- **What to do**
Look through the records that follow. Copy every line containing the word "name".

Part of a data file
******

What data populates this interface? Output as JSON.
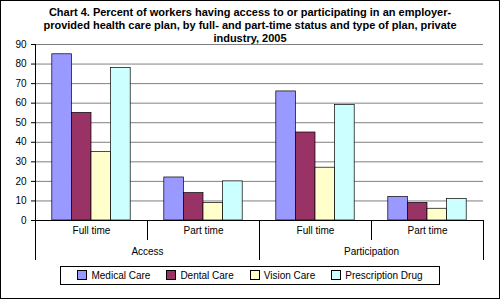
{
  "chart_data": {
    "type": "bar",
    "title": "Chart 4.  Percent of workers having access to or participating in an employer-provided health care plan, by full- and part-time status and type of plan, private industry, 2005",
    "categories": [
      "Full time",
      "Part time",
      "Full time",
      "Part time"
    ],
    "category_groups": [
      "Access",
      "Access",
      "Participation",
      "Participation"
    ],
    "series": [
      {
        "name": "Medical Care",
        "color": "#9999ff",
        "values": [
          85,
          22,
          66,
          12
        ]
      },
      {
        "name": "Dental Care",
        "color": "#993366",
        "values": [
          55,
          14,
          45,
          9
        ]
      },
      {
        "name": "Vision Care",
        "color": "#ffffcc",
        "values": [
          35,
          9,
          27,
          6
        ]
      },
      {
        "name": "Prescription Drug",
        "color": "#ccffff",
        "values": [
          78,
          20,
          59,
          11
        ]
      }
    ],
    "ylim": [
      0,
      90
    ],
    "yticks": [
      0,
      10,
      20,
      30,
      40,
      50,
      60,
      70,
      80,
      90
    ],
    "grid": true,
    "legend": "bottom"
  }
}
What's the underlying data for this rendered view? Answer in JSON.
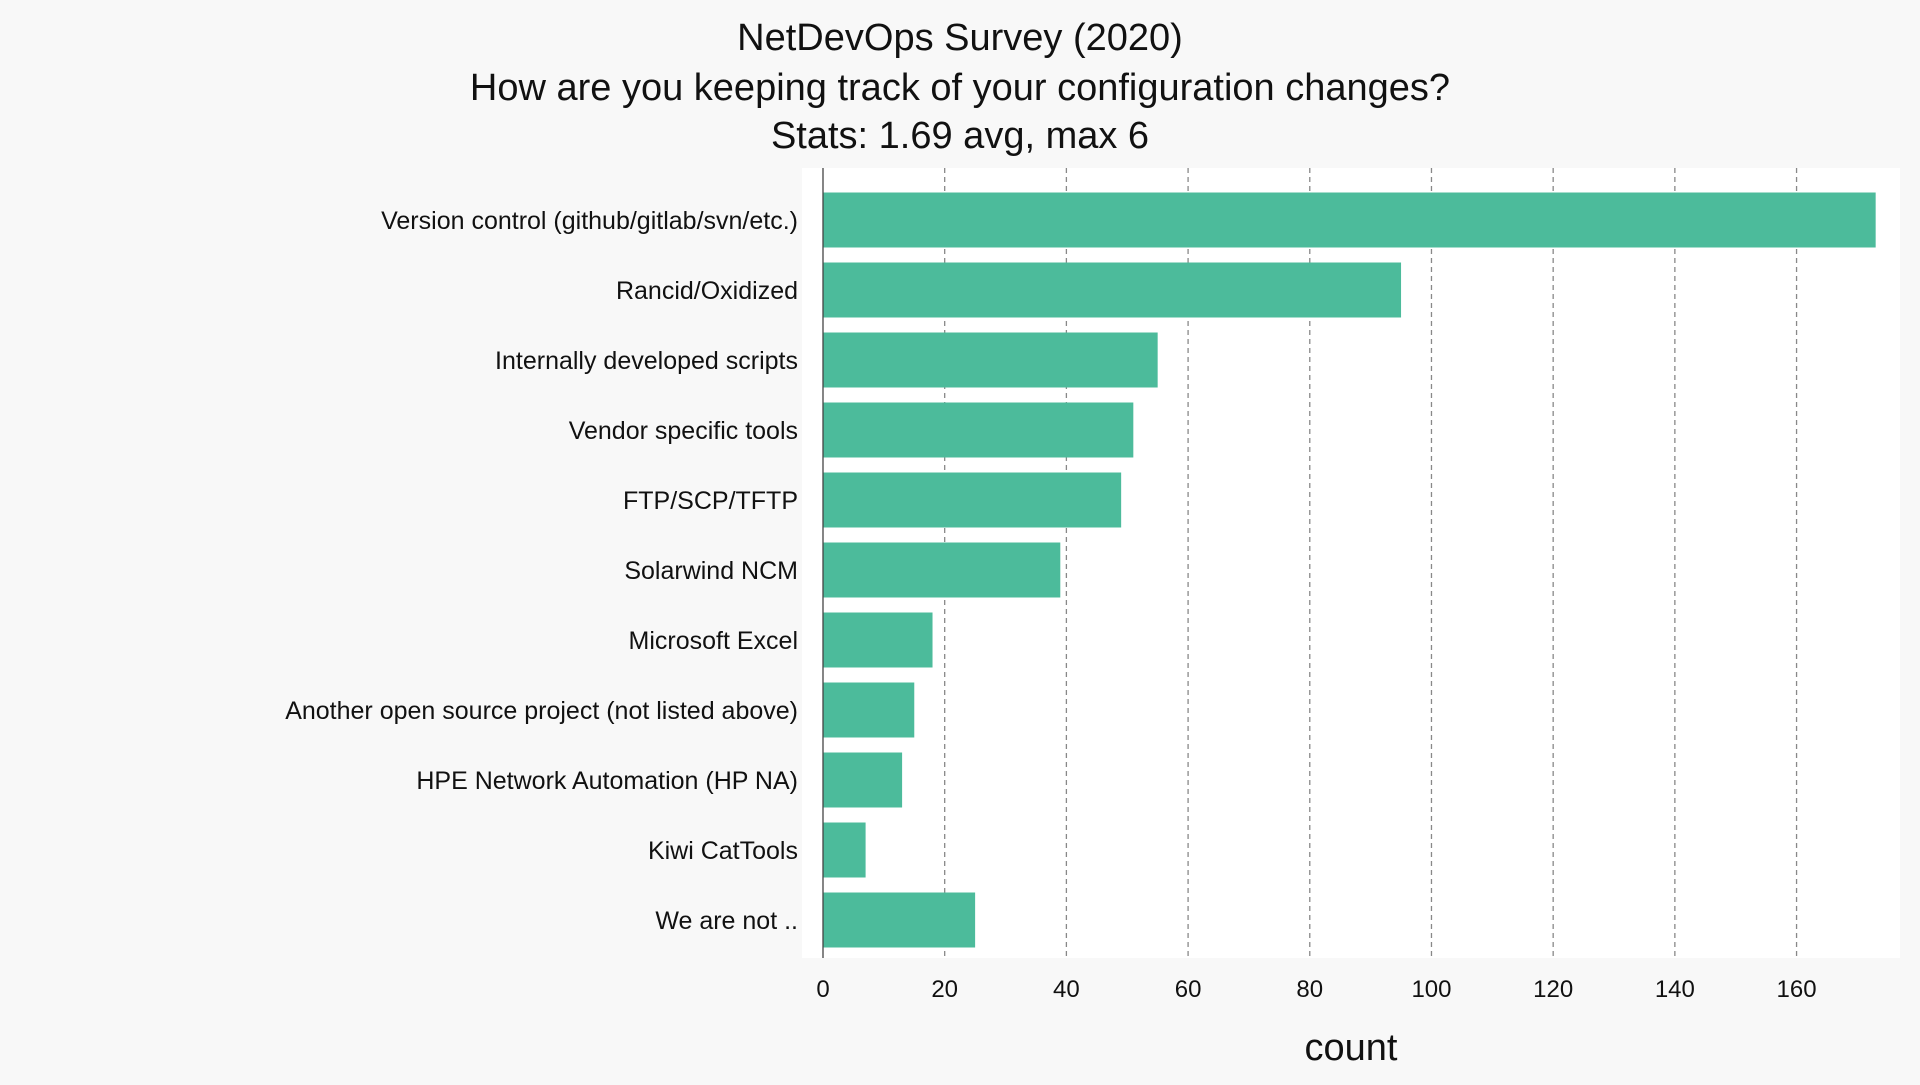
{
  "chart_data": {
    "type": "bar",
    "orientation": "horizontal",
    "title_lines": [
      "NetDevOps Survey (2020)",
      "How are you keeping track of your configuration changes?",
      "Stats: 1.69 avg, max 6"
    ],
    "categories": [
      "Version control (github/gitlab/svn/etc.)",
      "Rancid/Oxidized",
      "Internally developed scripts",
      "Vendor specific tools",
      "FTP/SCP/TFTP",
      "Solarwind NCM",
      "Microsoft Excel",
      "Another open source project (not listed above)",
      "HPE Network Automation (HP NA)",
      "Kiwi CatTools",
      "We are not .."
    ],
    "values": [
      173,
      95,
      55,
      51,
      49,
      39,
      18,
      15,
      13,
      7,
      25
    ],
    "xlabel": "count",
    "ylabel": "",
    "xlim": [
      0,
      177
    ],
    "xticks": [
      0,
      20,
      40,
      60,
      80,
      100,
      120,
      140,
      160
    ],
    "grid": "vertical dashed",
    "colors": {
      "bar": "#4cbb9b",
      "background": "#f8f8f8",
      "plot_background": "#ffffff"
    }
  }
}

******

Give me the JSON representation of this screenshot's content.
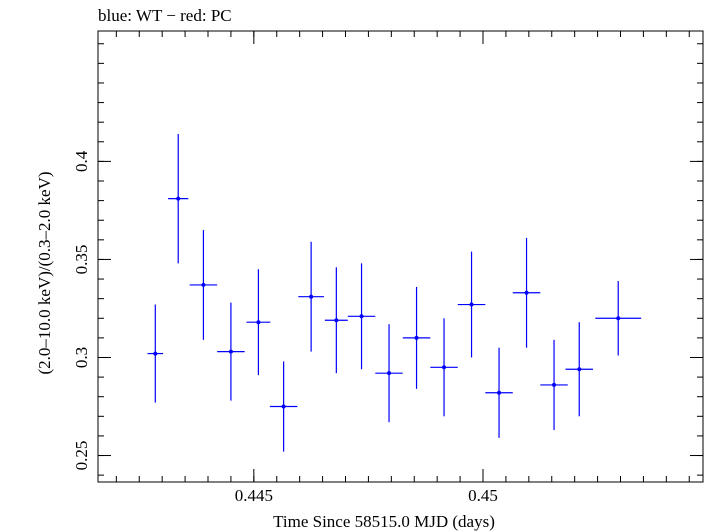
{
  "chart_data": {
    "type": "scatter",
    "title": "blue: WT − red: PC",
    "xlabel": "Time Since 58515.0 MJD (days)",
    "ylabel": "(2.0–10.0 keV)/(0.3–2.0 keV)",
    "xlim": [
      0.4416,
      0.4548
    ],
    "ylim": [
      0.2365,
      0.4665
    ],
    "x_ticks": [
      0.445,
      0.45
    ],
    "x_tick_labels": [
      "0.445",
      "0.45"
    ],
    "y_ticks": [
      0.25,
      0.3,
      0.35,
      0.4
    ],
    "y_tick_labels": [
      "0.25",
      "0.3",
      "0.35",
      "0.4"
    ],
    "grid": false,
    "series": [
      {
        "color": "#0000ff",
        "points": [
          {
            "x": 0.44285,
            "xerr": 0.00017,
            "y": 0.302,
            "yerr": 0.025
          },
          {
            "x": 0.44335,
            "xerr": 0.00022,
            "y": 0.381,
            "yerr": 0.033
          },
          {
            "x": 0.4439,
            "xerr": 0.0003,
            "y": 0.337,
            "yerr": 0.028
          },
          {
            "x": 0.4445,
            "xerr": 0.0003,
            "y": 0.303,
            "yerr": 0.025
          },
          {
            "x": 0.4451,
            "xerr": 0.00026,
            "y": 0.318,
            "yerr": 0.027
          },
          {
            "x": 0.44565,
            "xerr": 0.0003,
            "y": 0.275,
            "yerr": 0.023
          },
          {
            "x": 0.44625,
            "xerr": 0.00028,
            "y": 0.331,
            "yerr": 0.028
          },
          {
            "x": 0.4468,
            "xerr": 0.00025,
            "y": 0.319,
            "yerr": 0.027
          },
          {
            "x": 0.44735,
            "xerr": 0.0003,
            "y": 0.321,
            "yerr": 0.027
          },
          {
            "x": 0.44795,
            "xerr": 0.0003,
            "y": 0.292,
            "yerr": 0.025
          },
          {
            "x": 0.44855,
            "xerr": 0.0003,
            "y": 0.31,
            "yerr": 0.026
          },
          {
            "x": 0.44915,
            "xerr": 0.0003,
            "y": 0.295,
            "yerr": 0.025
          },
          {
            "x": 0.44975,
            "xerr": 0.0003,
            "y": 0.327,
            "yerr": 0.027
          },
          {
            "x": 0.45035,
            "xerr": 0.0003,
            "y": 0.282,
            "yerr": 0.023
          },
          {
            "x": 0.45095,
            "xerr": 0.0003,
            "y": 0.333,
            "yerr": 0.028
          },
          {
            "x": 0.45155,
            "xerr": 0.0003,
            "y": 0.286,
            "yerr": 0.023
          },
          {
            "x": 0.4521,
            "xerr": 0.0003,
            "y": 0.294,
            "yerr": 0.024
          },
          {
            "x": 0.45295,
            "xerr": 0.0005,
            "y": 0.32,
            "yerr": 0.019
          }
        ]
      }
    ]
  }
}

******

- **Task response**
        "name": "Medical Care",
        "name": "Dental Care",
        "name": "Vision Care",
        "name": "Prescription Drug",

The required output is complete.